### [Directions]
Which lines below hold the word "this"? Copy all of them.

### [Materials provided]
▼

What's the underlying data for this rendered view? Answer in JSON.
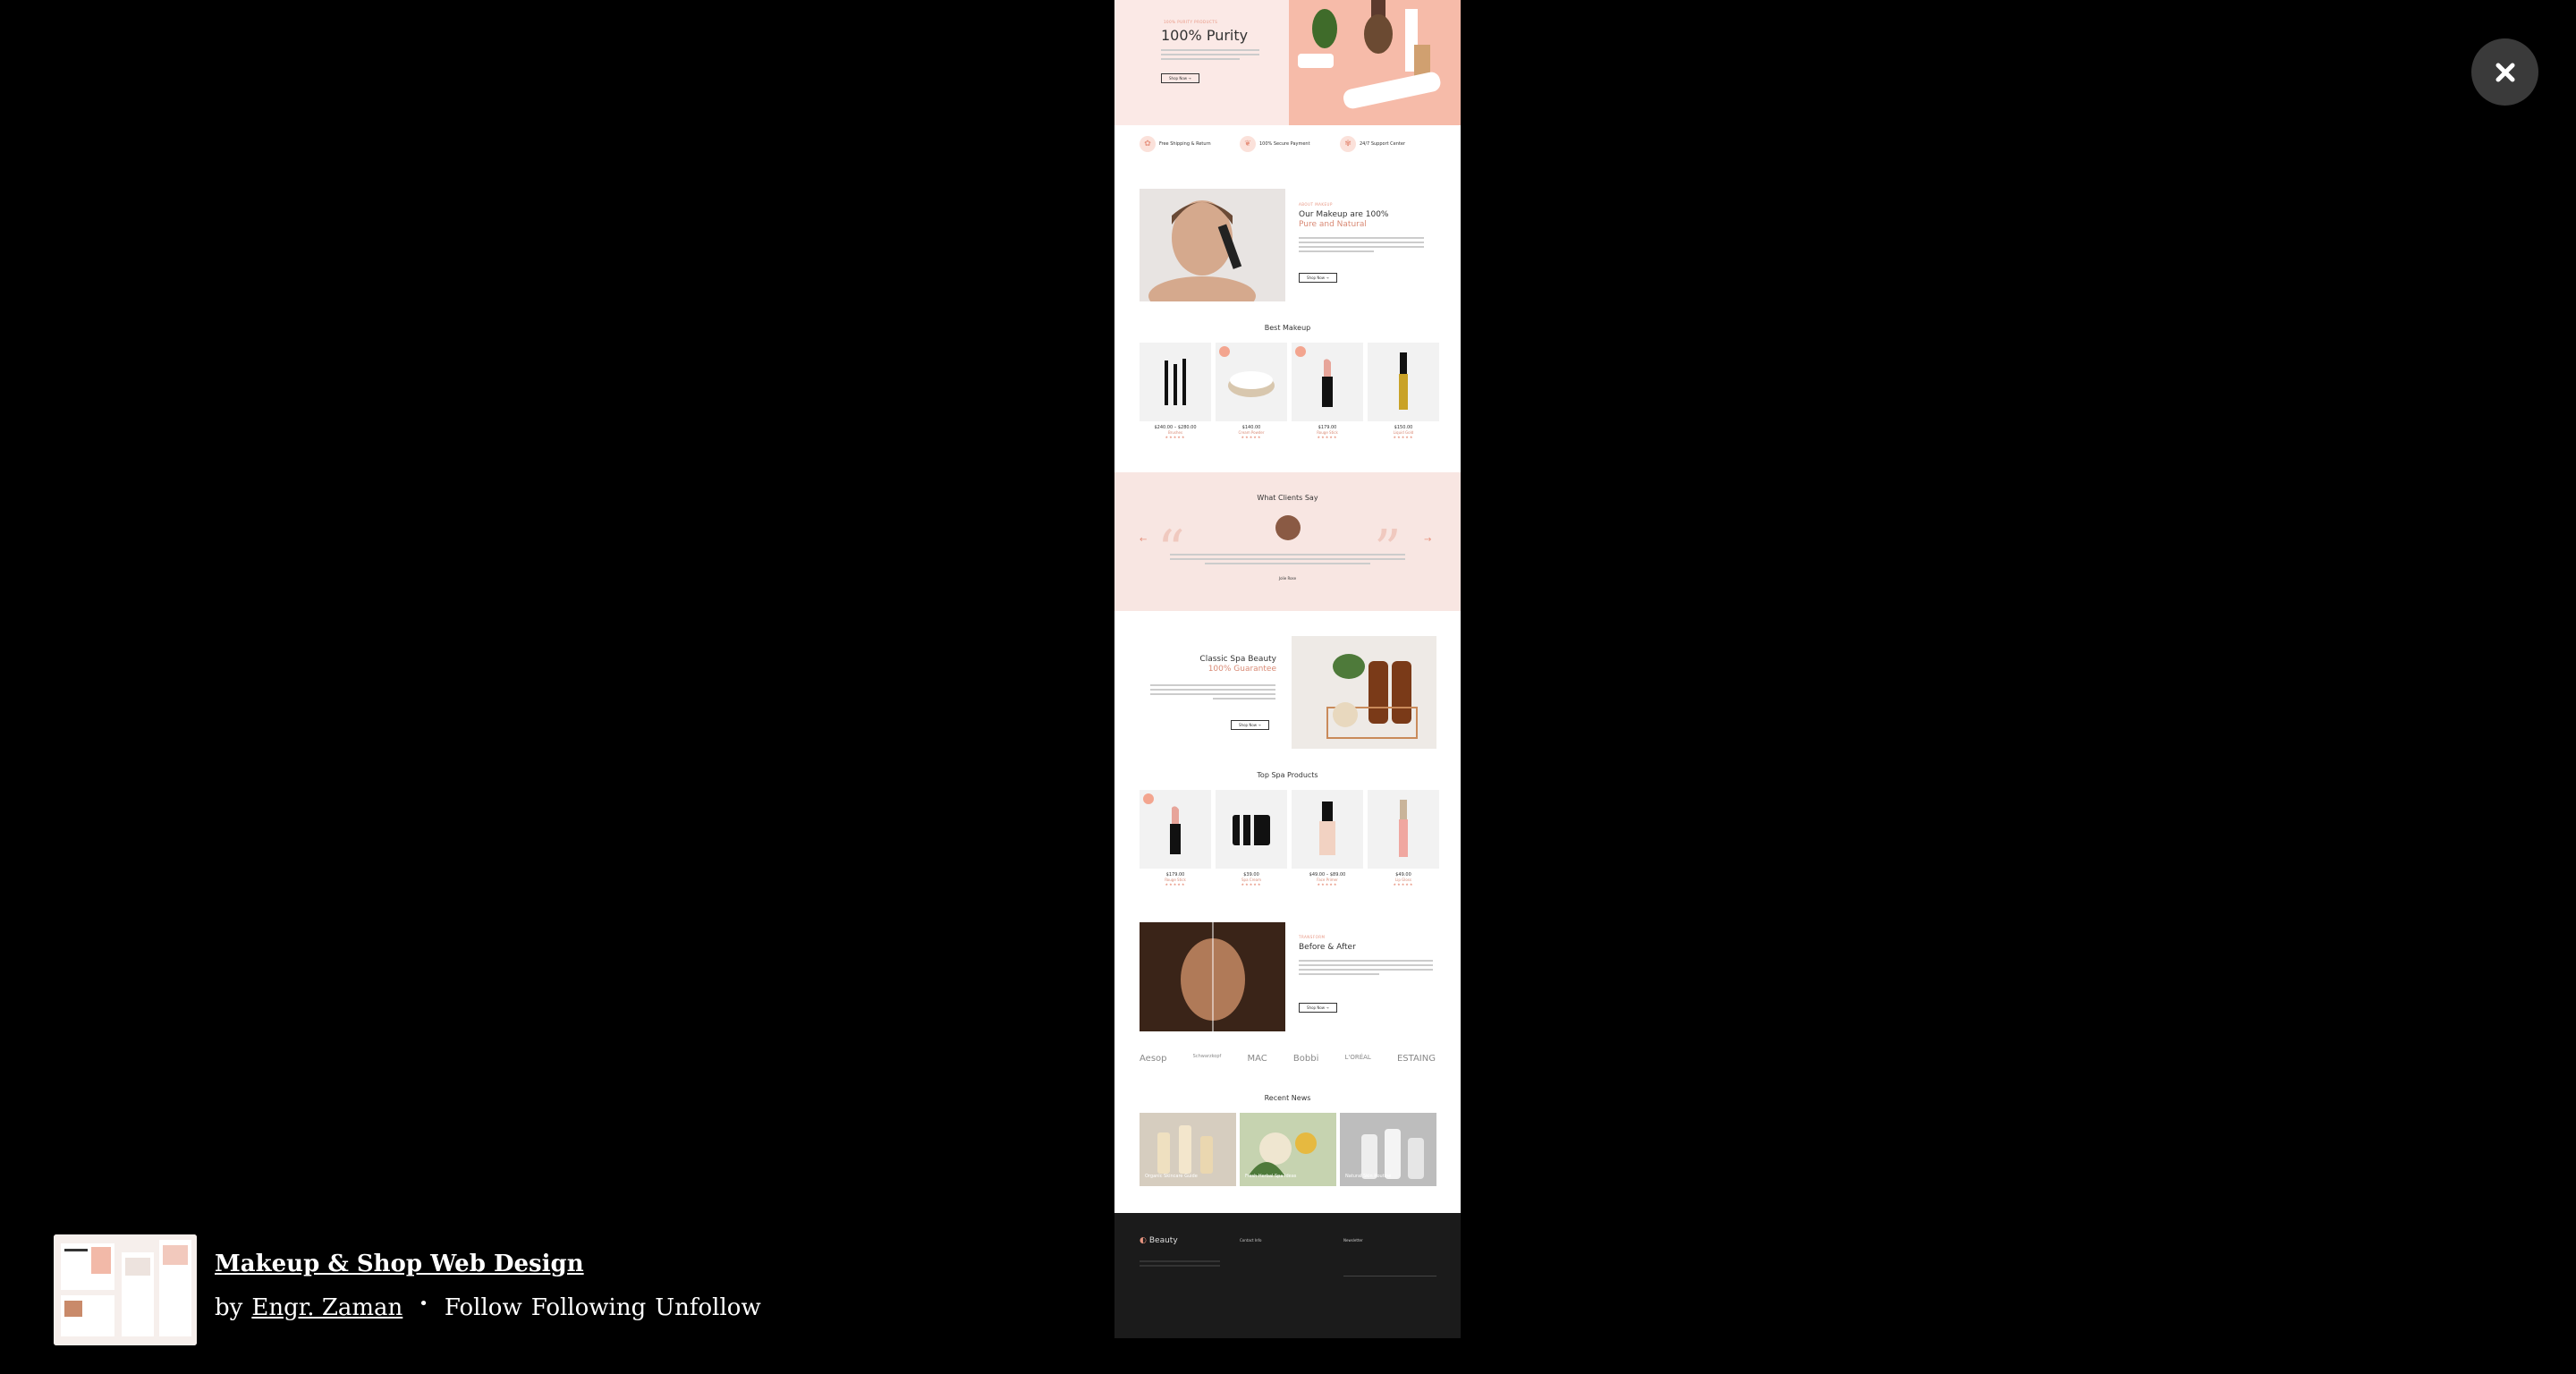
{
  "modal": {
    "close_label": "×"
  },
  "project": {
    "title": "Makeup & Shop Web Design",
    "by": "by",
    "author": "Engr. Zaman",
    "separator": "•",
    "follow_actions": [
      "Follow",
      "Following",
      "Unfollow"
    ]
  },
  "shot": {
    "hero": {
      "eyebrow": "100% PURITY PRODUCTS",
      "title": "100% Purity",
      "button": "Shop Now →"
    },
    "features": [
      "Free Shipping & Return",
      "100% Secure Payment",
      "24/7 Support Center"
    ],
    "about": {
      "eyebrow": "ABOUT MAKEUP",
      "title_line1": "Our Makeup are 100%",
      "title_line2": "Pure and Natural",
      "button": "Shop Now →"
    },
    "best_makeup": {
      "title": "Best Makeup",
      "products": [
        {
          "price": "$240.00 – $280.00",
          "name": "Brushes"
        },
        {
          "price": "$140.00",
          "name": "Cream Powder"
        },
        {
          "price": "$179.00",
          "name": "Rouge Stick"
        },
        {
          "price": "$150.00",
          "name": "Liquid Gold"
        }
      ]
    },
    "testimonial": {
      "title": "What Clients Say",
      "author": "Jolie Rose"
    },
    "spa": {
      "title_line1": "Classic Spa Beauty",
      "title_line2": "100% Guarantee",
      "button": "Shop Now →"
    },
    "top_spa": {
      "title": "Top Spa Products",
      "products": [
        {
          "price": "$179.00",
          "name": "Rouge Stick"
        },
        {
          "price": "$39.00",
          "name": "Spa Cream"
        },
        {
          "price": "$49.00 – $89.00",
          "name": "Face Primer"
        },
        {
          "price": "$49.00",
          "name": "Lip Gloss"
        }
      ]
    },
    "before_after": {
      "eyebrow": "TRANSFORM",
      "title": "Before & After",
      "button": "Shop Now →"
    },
    "brands": [
      "Aesop",
      "Schwarzkopf",
      "MAC",
      "Bobbi",
      "L'ORÉAL",
      "ESTAING"
    ],
    "recent_news": {
      "title": "Recent News",
      "cards": [
        "Organic Skincare Guide",
        "Fresh Herbal Spa Ideas",
        "Natural Skin Routine"
      ]
    },
    "footer": {
      "brand": "Beauty",
      "col1": "Contact Info",
      "col2": "Newsletter"
    }
  }
}
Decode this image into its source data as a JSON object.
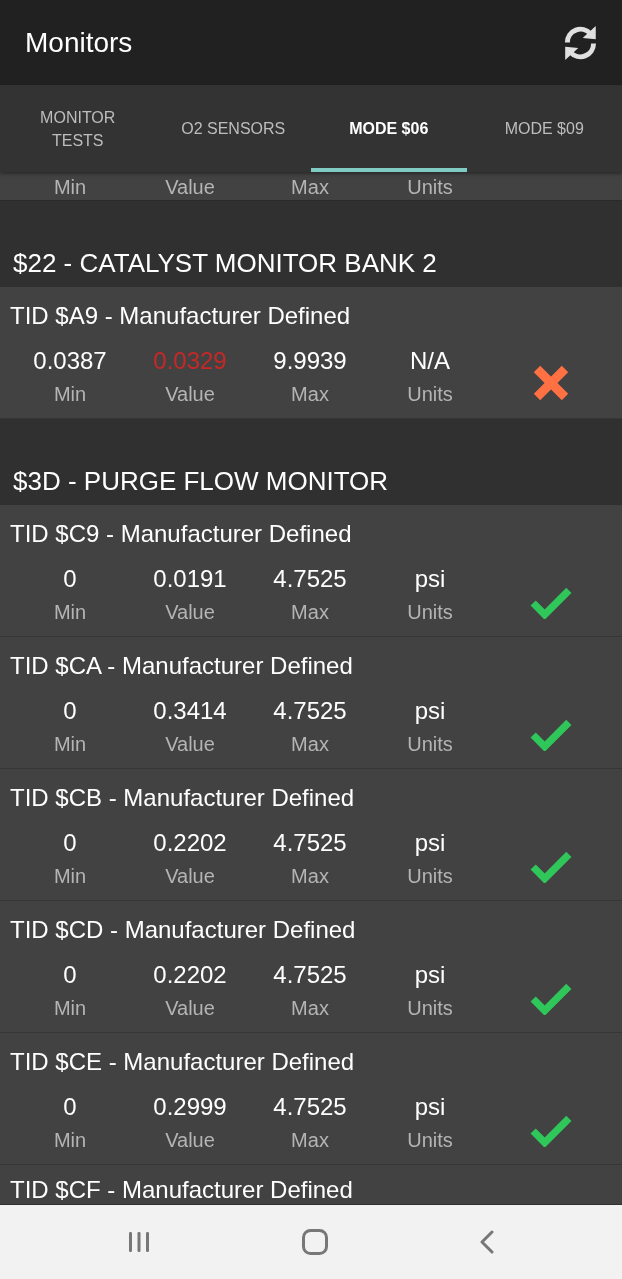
{
  "app_bar": {
    "title": "Monitors"
  },
  "tabs": [
    {
      "label": "MONITOR TESTS",
      "selected": false
    },
    {
      "label": "O2 SENSORS",
      "selected": false
    },
    {
      "label": "MODE $06",
      "selected": true
    },
    {
      "label": "MODE $09",
      "selected": false
    }
  ],
  "scrolled_row": {
    "labels": [
      "Min",
      "Value",
      "Max",
      "Units"
    ]
  },
  "sections": [
    {
      "title": "$22 - CATALYST MONITOR BANK 2",
      "tests": [
        {
          "title": "TID $A9 - Manufacturer Defined",
          "passed": false,
          "fields": [
            {
              "text": "0.0387",
              "label": "Min",
              "flagged": false
            },
            {
              "text": "0.0329",
              "label": "Value",
              "flagged": true
            },
            {
              "text": "9.9939",
              "label": "Max",
              "flagged": false
            },
            {
              "text": "N/A",
              "label": "Units",
              "flagged": false
            }
          ]
        }
      ]
    },
    {
      "title": "$3D - PURGE FLOW MONITOR",
      "tests": [
        {
          "title": "TID $C9 - Manufacturer Defined",
          "passed": true,
          "fields": [
            {
              "text": "0",
              "label": "Min",
              "flagged": false
            },
            {
              "text": "0.0191",
              "label": "Value",
              "flagged": false
            },
            {
              "text": "4.7525",
              "label": "Max",
              "flagged": false
            },
            {
              "text": "psi",
              "label": "Units",
              "flagged": false
            }
          ]
        },
        {
          "title": "TID $CA - Manufacturer Defined",
          "passed": true,
          "fields": [
            {
              "text": "0",
              "label": "Min",
              "flagged": false
            },
            {
              "text": "0.3414",
              "label": "Value",
              "flagged": false
            },
            {
              "text": "4.7525",
              "label": "Max",
              "flagged": false
            },
            {
              "text": "psi",
              "label": "Units",
              "flagged": false
            }
          ]
        },
        {
          "title": "TID $CB - Manufacturer Defined",
          "passed": true,
          "fields": [
            {
              "text": "0",
              "label": "Min",
              "flagged": false
            },
            {
              "text": "0.2202",
              "label": "Value",
              "flagged": false
            },
            {
              "text": "4.7525",
              "label": "Max",
              "flagged": false
            },
            {
              "text": "psi",
              "label": "Units",
              "flagged": false
            }
          ]
        },
        {
          "title": "TID $CD - Manufacturer Defined",
          "passed": true,
          "fields": [
            {
              "text": "0",
              "label": "Min",
              "flagged": false
            },
            {
              "text": "0.2202",
              "label": "Value",
              "flagged": false
            },
            {
              "text": "4.7525",
              "label": "Max",
              "flagged": false
            },
            {
              "text": "psi",
              "label": "Units",
              "flagged": false
            }
          ]
        },
        {
          "title": "TID $CE - Manufacturer Defined",
          "passed": true,
          "fields": [
            {
              "text": "0",
              "label": "Min",
              "flagged": false
            },
            {
              "text": "0.2999",
              "label": "Value",
              "flagged": false
            },
            {
              "text": "4.7525",
              "label": "Max",
              "flagged": false
            },
            {
              "text": "psi",
              "label": "Units",
              "flagged": false
            }
          ]
        },
        {
          "title": "TID $CF - Manufacturer Defined"
        }
      ]
    }
  ]
}
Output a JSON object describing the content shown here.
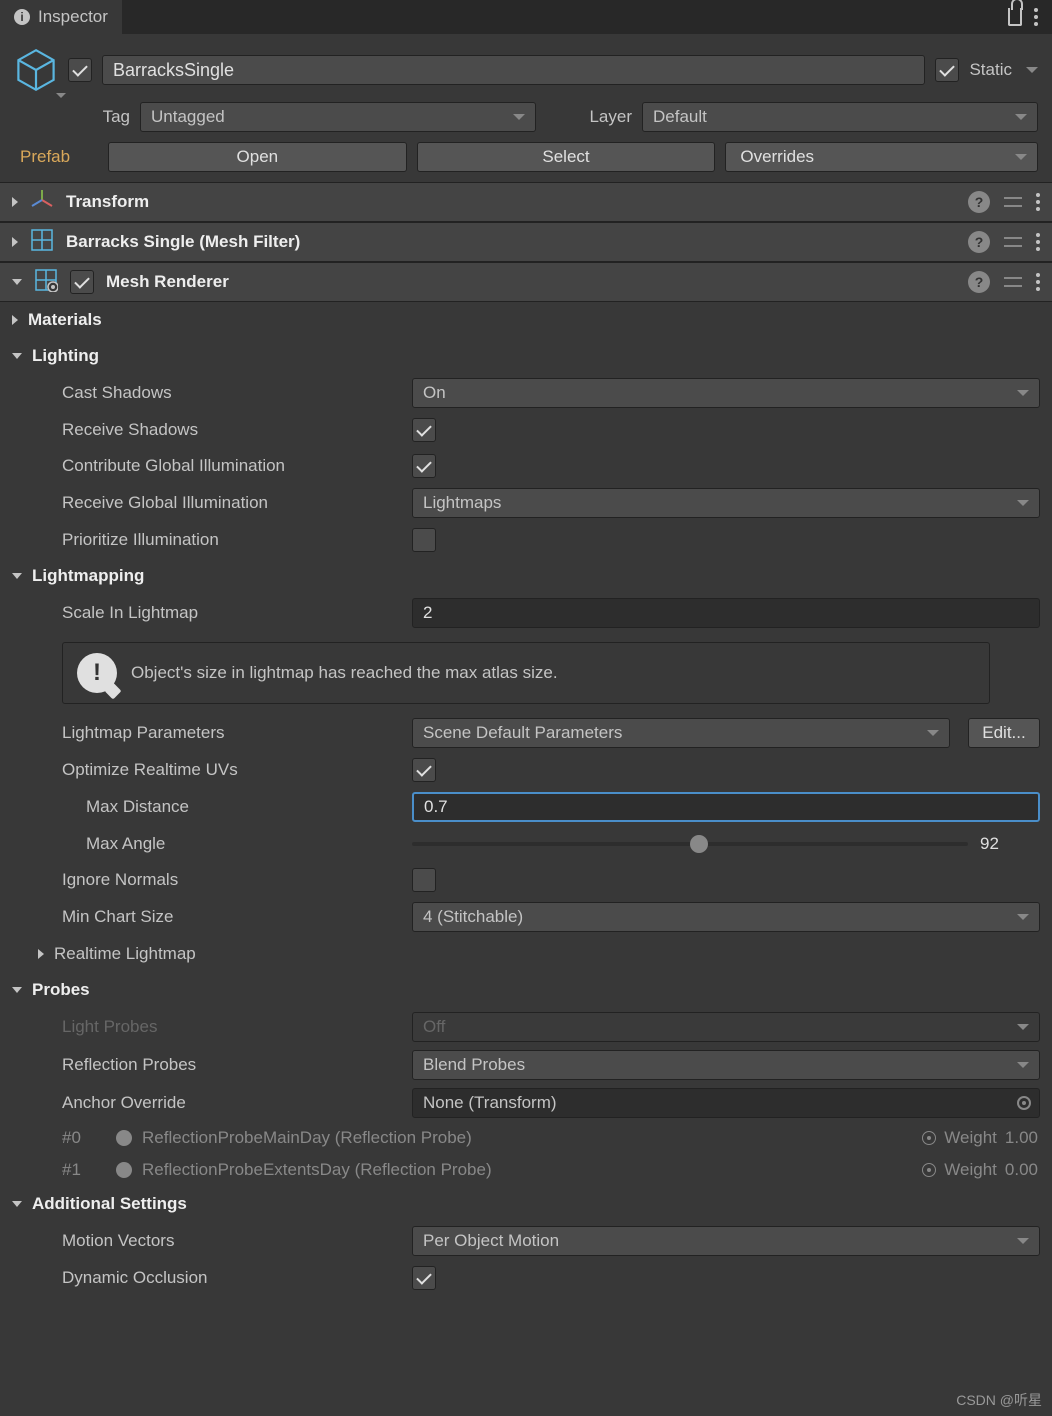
{
  "tab": {
    "title": "Inspector"
  },
  "header": {
    "active": true,
    "name": "BarracksSingle",
    "static_label": "Static",
    "static": true,
    "tag_label": "Tag",
    "tag_value": "Untagged",
    "layer_label": "Layer",
    "layer_value": "Default",
    "prefab_label": "Prefab",
    "open_button": "Open",
    "select_button": "Select",
    "overrides_button": "Overrides"
  },
  "components": {
    "transform": {
      "title": "Transform"
    },
    "mesh_filter": {
      "title": "Barracks Single (Mesh Filter)"
    },
    "mesh_renderer": {
      "title": "Mesh Renderer",
      "enabled": true
    }
  },
  "mesh_renderer": {
    "materials_header": "Materials",
    "lighting_header": "Lighting",
    "lighting": {
      "cast_shadows": {
        "label": "Cast Shadows",
        "value": "On"
      },
      "receive_shadows": {
        "label": "Receive Shadows",
        "value": true
      },
      "contribute_gi": {
        "label": "Contribute Global Illumination",
        "value": true
      },
      "receive_gi": {
        "label": "Receive Global Illumination",
        "value": "Lightmaps"
      },
      "prioritize": {
        "label": "Prioritize Illumination",
        "value": false
      }
    },
    "lightmapping_header": "Lightmapping",
    "lightmapping": {
      "scale": {
        "label": "Scale In Lightmap",
        "value": "2"
      },
      "warning": "Object's size in lightmap has reached the max atlas size.",
      "parameters": {
        "label": "Lightmap Parameters",
        "value": "Scene Default Parameters",
        "edit": "Edit..."
      },
      "optimize_uvs": {
        "label": "Optimize Realtime UVs",
        "value": true
      },
      "max_distance": {
        "label": "Max Distance",
        "value": "0.7"
      },
      "max_angle": {
        "label": "Max Angle",
        "value": "92",
        "slider_percent": 50
      },
      "ignore_normals": {
        "label": "Ignore Normals",
        "value": false
      },
      "min_chart": {
        "label": "Min Chart Size",
        "value": "4 (Stitchable)"
      },
      "realtime_lightmap": "Realtime Lightmap"
    },
    "probes_header": "Probes",
    "probes": {
      "light_probes": {
        "label": "Light Probes",
        "value": "Off"
      },
      "reflection_probes": {
        "label": "Reflection Probes",
        "value": "Blend Probes"
      },
      "anchor_override": {
        "label": "Anchor Override",
        "value": "None (Transform)"
      },
      "list": [
        {
          "idx": "#0",
          "name": "ReflectionProbeMainDay (Reflection Probe)",
          "weight_label": "Weight",
          "weight": "1.00"
        },
        {
          "idx": "#1",
          "name": "ReflectionProbeExtentsDay (Reflection Probe)",
          "weight_label": "Weight",
          "weight": "0.00"
        }
      ]
    },
    "additional_header": "Additional Settings",
    "additional": {
      "motion_vectors": {
        "label": "Motion Vectors",
        "value": "Per Object Motion"
      },
      "dynamic_occlusion": {
        "label": "Dynamic Occlusion",
        "value": true
      }
    }
  },
  "watermark": "CSDN @听星"
}
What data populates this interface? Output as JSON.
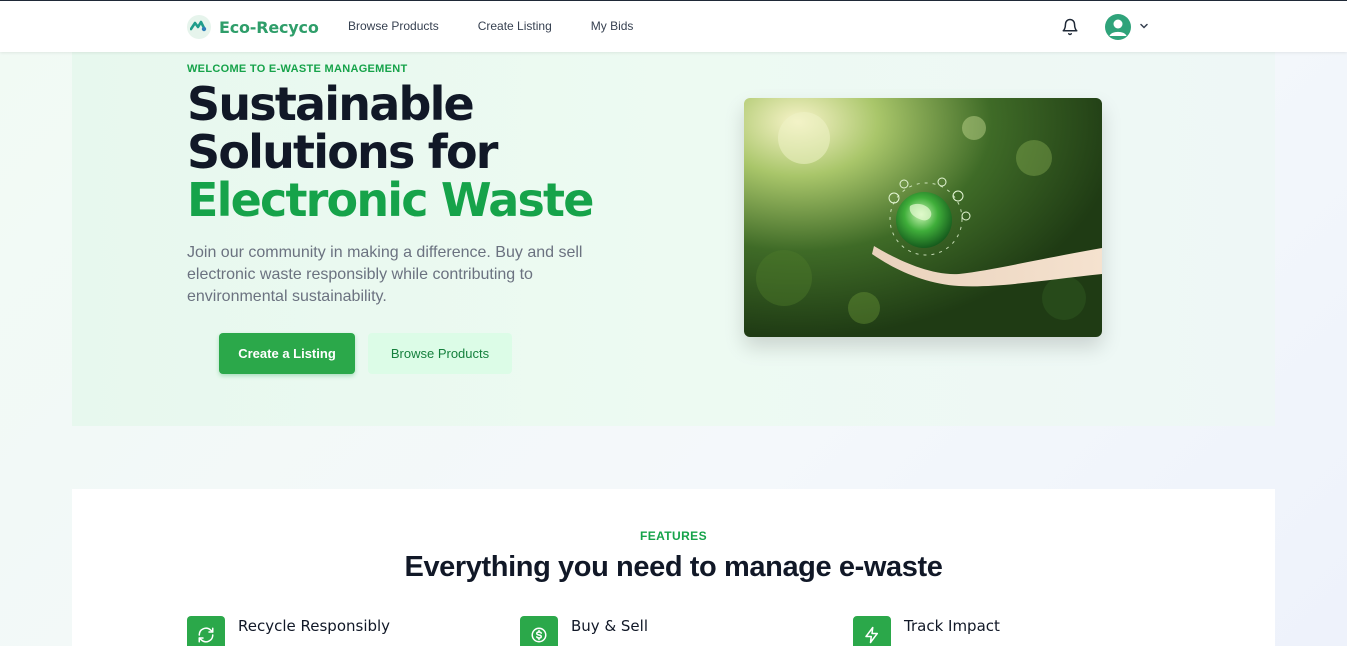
{
  "nav": {
    "brand": "Eco-Recyco",
    "links": [
      "Browse Products",
      "Create Listing",
      "My Bids"
    ]
  },
  "hero": {
    "eyebrow": "WELCOME TO E-WASTE MANAGEMENT",
    "title_line1": "Sustainable",
    "title_line2": "Solutions for",
    "title_accent": "Electronic Waste",
    "description": "Join our community in making a difference. Buy and sell electronic waste responsibly while contributing to environmental sustainability.",
    "primary_button": "Create a Listing",
    "secondary_button": "Browse Products"
  },
  "features": {
    "eyebrow": "FEATURES",
    "title": "Everything you need to manage e-waste",
    "items": [
      {
        "title": "Recycle Responsibly",
        "icon": "recycle-icon"
      },
      {
        "title": "Buy & Sell",
        "icon": "dollar-icon"
      },
      {
        "title": "Track Impact",
        "icon": "lightning-icon"
      }
    ]
  },
  "colors": {
    "accent": "#16a34a",
    "brand": "#2f9e6a",
    "button": "#2ba84a"
  }
}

▲

### [Response below]
What's the underlying data for this rendered view? Answer in JSON.
Decode this image into its source data as a JSON object.
What data populates this interface? Output as JSON.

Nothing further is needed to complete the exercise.